Problem details
Output every line of the items below as a Markdown table with the columns Line No. and Item Text, leaving out blank lines.

Supplied material
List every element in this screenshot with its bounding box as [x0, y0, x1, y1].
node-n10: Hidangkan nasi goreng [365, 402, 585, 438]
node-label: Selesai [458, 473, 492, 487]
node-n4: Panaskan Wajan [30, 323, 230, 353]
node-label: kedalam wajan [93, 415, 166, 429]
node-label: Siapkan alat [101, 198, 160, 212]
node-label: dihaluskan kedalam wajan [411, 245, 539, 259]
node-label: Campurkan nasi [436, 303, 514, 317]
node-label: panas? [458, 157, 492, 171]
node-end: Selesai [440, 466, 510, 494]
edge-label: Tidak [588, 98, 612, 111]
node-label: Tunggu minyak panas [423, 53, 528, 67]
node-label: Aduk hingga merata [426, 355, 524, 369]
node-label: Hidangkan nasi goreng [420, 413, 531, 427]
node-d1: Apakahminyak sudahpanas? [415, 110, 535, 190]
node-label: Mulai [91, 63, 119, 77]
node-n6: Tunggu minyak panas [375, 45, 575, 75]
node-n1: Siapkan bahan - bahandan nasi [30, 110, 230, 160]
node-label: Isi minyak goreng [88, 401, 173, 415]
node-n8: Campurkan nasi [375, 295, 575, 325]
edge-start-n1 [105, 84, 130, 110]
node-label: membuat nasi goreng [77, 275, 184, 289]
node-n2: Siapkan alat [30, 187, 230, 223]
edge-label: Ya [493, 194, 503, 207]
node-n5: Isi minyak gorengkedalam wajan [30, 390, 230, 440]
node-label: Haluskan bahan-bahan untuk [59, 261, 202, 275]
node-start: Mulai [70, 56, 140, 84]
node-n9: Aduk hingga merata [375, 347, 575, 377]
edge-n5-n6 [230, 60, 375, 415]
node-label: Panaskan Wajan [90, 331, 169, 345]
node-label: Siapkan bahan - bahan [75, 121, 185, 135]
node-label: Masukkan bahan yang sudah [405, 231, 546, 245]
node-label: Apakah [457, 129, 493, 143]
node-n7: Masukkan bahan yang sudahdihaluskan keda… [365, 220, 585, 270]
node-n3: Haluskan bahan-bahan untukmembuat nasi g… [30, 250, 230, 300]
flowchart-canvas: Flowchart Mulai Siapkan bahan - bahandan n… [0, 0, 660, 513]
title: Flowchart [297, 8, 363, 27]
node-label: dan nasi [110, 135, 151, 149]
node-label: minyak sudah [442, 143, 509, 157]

The answer
| Line No. | Item Text |
|---|---|
| 1 | List every element in this screenshot with its bounding box as [x0, y0, x1, y1]. |
| 2 | node-n10: Hidangkan nasi goreng [365, 402, 585, 438] |
| 3 | node-label: Selesai [458, 473, 492, 487] |
| 4 | node-n4: Panaskan Wajan [30, 323, 230, 353] |
| 5 | node-label: kedalam wajan [93, 415, 166, 429] |
| 6 | node-label: Siapkan alat [101, 198, 160, 212] |
| 7 | node-label: dihaluskan kedalam wajan [411, 245, 539, 259] |
| 8 | node-label: Campurkan nasi [436, 303, 514, 317] |
| 9 | node-label: panas? [458, 157, 492, 171] |
| 10 | node-end: Selesai [440, 466, 510, 494] |
| 11 | edge-label: Tidak [588, 98, 612, 111] |
| 12 | node-label: Tunggu minyak panas [423, 53, 528, 67] |
| 13 | node-label: Aduk hingga merata [426, 355, 524, 369] |
| 14 | node-label: Hidangkan nasi goreng [420, 413, 531, 427] |
| 15 | node-d1: Apakahminyak sudahpanas? [415, 110, 535, 190] |
| 16 | node-label: Mulai [91, 63, 119, 77] |
| 17 | node-n6: Tunggu minyak panas [375, 45, 575, 75] |
| 18 | node-n1: Siapkan bahan - bahandan nasi [30, 110, 230, 160] |
| 19 | node-label: Isi minyak goreng [88, 401, 173, 415] |
| 20 | node-n8: Campurkan nasi [375, 295, 575, 325] |
| 21 | edge-start-n1 [105, 84, 130, 110] |
| 22 | node-label: membuat nasi goreng [77, 275, 184, 289] |
| 23 | node-n2: Siapkan alat [30, 187, 230, 223] |
| 24 | edge-label: Ya [493, 194, 503, 207] |
| 25 | node-n5: Isi minyak gorengkedalam wajan [30, 390, 230, 440] |
| 26 | node-label: Haluskan bahan-bahan untuk [59, 261, 202, 275] |
| 27 | node-start: Mulai [70, 56, 140, 84] |
| 28 | node-n9: Aduk hingga merata [375, 347, 575, 377] |
| 29 | edge-n5-n6 [230, 60, 375, 415] |
| 30 | node-label: Panaskan Wajan [90, 331, 169, 345] |
| 31 | node-label: Siapkan bahan - bahan [75, 121, 185, 135] |
| 32 | node-label: Masukkan bahan yang sudah [405, 231, 546, 245] |
| 33 | node-label: Apakah [457, 129, 493, 143] |
| 34 | node-n7: Masukkan bahan yang sudahdihaluskan keda… [365, 220, 585, 270] |
| 35 | node-n3: Haluskan bahan-bahan untukmembuat nasi g… [30, 250, 230, 300] |
| 36 | flowchart-canvas: Flowchart Mulai Siapkan bahan - bahandan n… [0, 0, 660, 513] |
| 37 | title: Flowchart [297, 8, 363, 27] |
| 38 | node-label: dan nasi [110, 135, 151, 149] |
| 39 | node-label: minyak sudah [442, 143, 509, 157] |